Stated task 1
What are all the sums of money in pounds given in the article about Next recruiting Polish warehouse workers?
Stated task 2
Can you supply the next part of the article about Next recruiting Polish warehouse workers, starting after its last sentence?

Begin Text passage

Next recruits Polish workers after ‘failing to hire enough British people’

Next
Next’s Polish recruitment agency has arranged buses to drive 240 candidates from Warsaw to its West Yorkshire warehouse. Photograph: Paul Faith/PA

Next, the high street retailer run by multimillionaire Tory donor Lord Wolfson, is bussing in hundreds of Polish people to work in its Yorkshire warehouse after claiming to have failed to hire enough British people.

The company, which made profits of £695m last year, admitted that it began recruiting Poles for minimum-wage seasonal warehouse jobs 5-10 days before advertising the roles in the UK.

Next said it was not preferentially hiring Polish people, but had started the recruitment drive in Poland first because it needed more time to bring people over from the continent.

“There are not enough people to recruit in the local area,” a Next spokesman said. “We still haven’t filled the jobs. The reason they do it in Poland first is because it takes longer [before they can start work at the warehouse].”

The company has hired about 500 British and 240 Polish people for a total of 840 warehouse roles required over the Christmas shopping and January sales period. The spokesman said the jobs were advertised on Next’s website, in jobcentres and on UK recruitment websites. Next is still actively recruiting in the UK and Poland for 100 more staff.

The Yorkshire and Humber region has the second-highest unemployment rate in the country, after the north-east, with 7.2% of people out of work compared with the national average of 6.1%.

Next and its Polish recruitment agency have arranged a fleet of buses to drive the 240 Polish recruits 1,180 miles from Warsaw directly to its warehouse in South Elmsall, West Yorkshire. The first of the buses began arriving last month, with up to seven coaches travelling in convey according to the Daily Mirror, which first reported the Polish recruitment drive.

The Polish workers are charged £100 a head for the journey, which takes about 19 hours not including stops according to Google Maps.

When they arrive at Next’s warehouse, the Polish recruits are charged £50-£65 each per week for shared room accommodation provided by local landlords.

The Next spokesman said the accommodation, which is arranged by its Polish recruitment agency, was “maximum two people per room”.

Next said the posts vary from a few weeks to a few months. Staff aged over 21 will be paid £6.50 an hour – the minimum wage. The spokesman said they could be eligible for a bonus worth up to 60% more, but not until they completed 12 weeks’ service.

End Text passage
Begin Data lines

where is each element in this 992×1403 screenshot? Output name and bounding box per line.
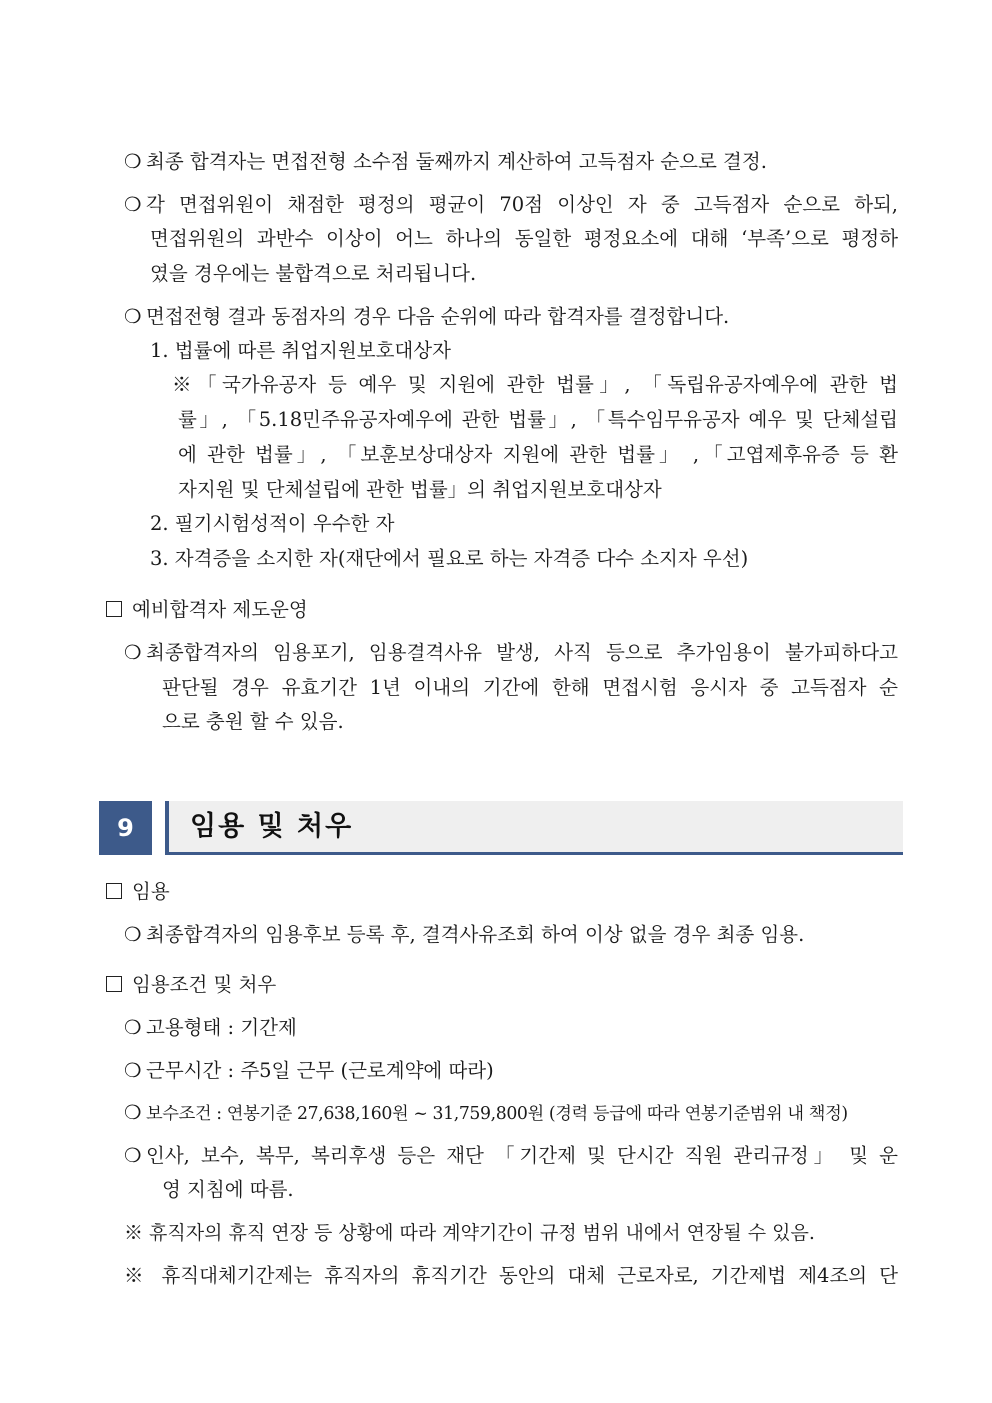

End Data lines

Output 1
£695m, £100, £50-£65, £6.50

Output 2
The GMB union, which represents Next workers and has embarked on a nationwide tour demanding staff are paid the living wage of £7.85, said it was outrageous that jobs were being offered in Poland before the UK.

Paul Kenny, general secretary of the GMB union, which represents Next workers, said: “All over Europe there are labour agencies exploiting posted workers on a massive scale. Internal EU-wide union estimates show that approximately one million workers are exploited as posted workers annually.”

“From Lindsey Oil Refinery to food production, we have seen workers recruited in certain member states by agencies and exploited. They were shipped in literally in order to undermine the terms and conditions of existing workers on those contracts. Both sets of workers have been let down by UK government, the European commission and the European court.

“On exploitation – don’t blame the exploited; damn those who exploit. This has been repeated up and down the country over recent years. And that is part of the discontent that extreme political parties turn into xenophobic rhetoric to win votes.”

The GMB said it met Polish workers off the buses and handed them leaflets in Polish encouraging them to join the union.

Wolfson, who owns 1% of Next’s shares worth more than £100m, was paid £4.6m last year. In the current year, his basic salary rises 2% to £1.1m but his total pay is likely to exceed £6.2m with his long-term incentive plan and annual bonus included – even after excluding a bonus he has chosen to share among staff for the last two years.

Wolfson has donated more than £400,000 to the Tories since 2006 and advised the party on economic policy before the last general election. He was made a peer by the government in July 2010.

He has had no formal role with the Conservatives since 2010, but is married to Eleanor Shawcross, one of George Osborne’s economic advisors.